Find the lines in these entries that include the word "ФГОС" and state how many there are, with no other words.

◆ Given records:

◇ ◇ ◇ ◇ ◇ ◇ ◇

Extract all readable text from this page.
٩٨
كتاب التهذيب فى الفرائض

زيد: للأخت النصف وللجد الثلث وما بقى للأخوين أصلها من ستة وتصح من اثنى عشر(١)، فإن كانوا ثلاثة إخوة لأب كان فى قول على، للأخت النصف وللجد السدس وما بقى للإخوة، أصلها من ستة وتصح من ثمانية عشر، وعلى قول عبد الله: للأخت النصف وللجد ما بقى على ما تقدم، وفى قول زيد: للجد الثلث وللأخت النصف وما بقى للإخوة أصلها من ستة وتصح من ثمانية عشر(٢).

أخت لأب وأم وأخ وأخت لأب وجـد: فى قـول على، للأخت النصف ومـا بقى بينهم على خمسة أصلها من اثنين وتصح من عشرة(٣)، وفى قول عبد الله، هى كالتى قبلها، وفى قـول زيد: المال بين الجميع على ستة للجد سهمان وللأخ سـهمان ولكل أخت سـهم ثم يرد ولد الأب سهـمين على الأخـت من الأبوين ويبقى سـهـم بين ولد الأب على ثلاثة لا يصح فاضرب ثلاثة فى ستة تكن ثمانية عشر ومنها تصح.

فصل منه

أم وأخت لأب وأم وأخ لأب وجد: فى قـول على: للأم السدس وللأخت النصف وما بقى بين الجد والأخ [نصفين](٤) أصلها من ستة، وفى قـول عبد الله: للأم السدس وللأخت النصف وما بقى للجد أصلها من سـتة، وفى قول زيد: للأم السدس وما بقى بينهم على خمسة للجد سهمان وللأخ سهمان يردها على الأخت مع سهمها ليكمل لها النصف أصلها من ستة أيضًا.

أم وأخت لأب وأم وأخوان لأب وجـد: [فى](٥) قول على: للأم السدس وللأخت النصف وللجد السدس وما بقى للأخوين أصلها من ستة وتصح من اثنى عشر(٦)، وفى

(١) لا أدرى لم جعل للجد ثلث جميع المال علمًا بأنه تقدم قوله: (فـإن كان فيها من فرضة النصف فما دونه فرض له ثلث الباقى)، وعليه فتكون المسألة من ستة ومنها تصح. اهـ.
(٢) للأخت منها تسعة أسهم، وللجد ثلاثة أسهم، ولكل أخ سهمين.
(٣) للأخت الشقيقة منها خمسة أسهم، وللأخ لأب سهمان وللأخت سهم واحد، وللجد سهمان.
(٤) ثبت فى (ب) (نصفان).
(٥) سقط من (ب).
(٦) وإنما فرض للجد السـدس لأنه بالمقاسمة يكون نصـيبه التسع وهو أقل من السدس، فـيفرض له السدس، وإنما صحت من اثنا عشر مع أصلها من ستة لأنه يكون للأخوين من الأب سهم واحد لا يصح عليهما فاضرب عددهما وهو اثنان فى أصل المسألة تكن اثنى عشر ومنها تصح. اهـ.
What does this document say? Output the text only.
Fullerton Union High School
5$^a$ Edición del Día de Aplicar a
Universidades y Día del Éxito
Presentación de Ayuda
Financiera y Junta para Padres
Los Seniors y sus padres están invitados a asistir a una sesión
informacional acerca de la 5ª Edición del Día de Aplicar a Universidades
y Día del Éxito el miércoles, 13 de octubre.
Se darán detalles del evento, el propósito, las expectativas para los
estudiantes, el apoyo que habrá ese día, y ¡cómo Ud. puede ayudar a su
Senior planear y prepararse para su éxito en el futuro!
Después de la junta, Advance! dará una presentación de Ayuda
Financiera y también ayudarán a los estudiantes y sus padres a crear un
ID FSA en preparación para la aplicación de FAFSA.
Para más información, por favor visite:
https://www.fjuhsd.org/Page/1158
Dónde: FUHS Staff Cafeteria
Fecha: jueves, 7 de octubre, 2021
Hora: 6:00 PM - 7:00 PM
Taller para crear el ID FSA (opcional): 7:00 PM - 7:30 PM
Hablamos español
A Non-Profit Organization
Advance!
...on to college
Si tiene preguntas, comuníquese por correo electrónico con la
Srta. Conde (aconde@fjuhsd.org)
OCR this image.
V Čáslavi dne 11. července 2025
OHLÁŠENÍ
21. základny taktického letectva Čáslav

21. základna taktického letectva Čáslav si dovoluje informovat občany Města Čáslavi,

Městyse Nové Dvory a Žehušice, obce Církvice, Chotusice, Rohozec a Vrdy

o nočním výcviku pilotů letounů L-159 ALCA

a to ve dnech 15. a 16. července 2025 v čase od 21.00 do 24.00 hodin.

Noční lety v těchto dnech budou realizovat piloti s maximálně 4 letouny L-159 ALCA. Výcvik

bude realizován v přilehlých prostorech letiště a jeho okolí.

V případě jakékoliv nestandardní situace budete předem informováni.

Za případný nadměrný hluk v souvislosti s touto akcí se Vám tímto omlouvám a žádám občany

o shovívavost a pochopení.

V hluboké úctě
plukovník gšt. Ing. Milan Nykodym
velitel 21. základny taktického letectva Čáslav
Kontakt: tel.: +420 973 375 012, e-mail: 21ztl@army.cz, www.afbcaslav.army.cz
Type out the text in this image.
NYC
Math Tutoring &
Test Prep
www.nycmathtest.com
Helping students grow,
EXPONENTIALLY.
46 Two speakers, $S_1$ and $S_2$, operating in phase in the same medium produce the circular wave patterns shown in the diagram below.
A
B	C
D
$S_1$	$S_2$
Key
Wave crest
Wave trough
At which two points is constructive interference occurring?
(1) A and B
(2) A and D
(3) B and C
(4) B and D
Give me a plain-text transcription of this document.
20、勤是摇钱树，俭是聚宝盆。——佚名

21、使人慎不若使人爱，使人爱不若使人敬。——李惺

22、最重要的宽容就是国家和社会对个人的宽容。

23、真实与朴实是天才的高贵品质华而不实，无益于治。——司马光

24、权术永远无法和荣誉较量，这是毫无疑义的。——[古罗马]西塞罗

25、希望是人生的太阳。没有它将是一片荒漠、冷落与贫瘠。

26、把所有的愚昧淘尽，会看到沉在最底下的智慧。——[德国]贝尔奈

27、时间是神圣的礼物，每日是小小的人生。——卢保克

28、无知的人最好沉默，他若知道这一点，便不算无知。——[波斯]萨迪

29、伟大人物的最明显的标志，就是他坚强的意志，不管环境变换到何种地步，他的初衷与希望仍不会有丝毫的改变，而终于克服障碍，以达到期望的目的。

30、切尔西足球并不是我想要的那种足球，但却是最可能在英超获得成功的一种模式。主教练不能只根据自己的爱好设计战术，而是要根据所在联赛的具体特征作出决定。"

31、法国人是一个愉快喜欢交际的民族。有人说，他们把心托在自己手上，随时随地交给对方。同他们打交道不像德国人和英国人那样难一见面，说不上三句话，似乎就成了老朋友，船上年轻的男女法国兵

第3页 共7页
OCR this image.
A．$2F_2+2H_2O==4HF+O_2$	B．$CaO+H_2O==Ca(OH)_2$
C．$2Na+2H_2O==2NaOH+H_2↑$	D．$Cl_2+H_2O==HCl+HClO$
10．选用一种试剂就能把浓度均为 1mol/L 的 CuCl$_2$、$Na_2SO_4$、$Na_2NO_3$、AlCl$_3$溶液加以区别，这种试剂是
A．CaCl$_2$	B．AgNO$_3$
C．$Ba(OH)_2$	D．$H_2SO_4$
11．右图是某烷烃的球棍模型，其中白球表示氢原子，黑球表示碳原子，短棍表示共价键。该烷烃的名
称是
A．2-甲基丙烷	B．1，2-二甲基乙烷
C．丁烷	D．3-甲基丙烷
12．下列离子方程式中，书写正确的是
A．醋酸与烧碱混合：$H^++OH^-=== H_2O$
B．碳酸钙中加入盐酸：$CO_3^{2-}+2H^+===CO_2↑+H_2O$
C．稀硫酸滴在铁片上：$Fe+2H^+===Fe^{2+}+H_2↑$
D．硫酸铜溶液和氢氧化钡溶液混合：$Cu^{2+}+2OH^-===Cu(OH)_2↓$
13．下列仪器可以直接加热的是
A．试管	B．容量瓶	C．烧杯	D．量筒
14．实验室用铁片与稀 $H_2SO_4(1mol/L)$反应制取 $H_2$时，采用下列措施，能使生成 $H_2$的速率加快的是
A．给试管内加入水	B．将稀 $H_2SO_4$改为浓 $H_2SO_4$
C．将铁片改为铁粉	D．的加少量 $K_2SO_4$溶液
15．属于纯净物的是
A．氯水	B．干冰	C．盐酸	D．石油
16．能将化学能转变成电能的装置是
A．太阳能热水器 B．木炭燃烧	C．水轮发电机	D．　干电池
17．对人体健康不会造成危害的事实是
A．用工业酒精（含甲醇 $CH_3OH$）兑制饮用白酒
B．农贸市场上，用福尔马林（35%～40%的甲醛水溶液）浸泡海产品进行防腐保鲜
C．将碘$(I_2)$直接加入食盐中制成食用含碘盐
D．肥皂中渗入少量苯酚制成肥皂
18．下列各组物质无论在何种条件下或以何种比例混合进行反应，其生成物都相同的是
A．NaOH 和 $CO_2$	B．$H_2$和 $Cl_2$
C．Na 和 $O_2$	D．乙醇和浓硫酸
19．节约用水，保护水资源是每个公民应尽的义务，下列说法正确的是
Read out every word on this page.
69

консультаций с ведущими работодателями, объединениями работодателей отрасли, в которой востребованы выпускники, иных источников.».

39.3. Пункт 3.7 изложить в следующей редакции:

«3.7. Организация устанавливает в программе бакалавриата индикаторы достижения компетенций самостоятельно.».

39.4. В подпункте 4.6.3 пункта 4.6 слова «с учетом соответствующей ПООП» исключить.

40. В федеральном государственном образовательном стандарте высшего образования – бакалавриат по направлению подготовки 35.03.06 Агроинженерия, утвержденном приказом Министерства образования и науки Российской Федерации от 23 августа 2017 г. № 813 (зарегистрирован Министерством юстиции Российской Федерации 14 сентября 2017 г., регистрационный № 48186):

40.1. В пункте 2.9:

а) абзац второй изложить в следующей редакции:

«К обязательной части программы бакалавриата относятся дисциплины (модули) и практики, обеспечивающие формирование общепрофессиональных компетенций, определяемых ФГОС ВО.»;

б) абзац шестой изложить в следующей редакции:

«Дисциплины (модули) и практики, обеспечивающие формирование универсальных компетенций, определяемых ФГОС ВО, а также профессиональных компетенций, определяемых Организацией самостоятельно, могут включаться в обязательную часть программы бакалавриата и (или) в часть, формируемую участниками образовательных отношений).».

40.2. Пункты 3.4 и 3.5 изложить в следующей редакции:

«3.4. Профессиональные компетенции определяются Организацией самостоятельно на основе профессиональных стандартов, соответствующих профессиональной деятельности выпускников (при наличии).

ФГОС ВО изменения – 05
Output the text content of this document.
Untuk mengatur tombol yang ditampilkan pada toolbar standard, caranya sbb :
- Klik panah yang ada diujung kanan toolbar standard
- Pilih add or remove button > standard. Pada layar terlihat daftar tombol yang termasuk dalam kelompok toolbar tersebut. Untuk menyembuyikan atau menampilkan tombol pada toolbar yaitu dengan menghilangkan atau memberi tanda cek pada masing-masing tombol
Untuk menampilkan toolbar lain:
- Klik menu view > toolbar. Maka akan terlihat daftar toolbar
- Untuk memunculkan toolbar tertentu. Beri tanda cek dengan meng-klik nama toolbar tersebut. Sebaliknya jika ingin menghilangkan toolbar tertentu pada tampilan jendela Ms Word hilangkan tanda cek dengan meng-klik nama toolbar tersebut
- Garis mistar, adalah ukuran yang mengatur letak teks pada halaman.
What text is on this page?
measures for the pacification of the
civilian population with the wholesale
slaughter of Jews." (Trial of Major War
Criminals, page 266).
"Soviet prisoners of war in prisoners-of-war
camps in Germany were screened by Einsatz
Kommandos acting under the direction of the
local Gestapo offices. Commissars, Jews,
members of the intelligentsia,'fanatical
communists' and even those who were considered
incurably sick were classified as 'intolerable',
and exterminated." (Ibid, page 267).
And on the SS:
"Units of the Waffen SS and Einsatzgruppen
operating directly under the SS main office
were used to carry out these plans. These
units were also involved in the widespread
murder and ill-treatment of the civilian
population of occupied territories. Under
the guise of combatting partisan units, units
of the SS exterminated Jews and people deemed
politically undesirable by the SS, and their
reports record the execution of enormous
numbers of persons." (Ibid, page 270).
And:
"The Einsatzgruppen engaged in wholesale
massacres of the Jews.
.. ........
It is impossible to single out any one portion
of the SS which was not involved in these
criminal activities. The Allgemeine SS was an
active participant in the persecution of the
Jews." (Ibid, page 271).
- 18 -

◇ ◇ ◇ ◇ ◇ ◇ ◇

◆ Response:
3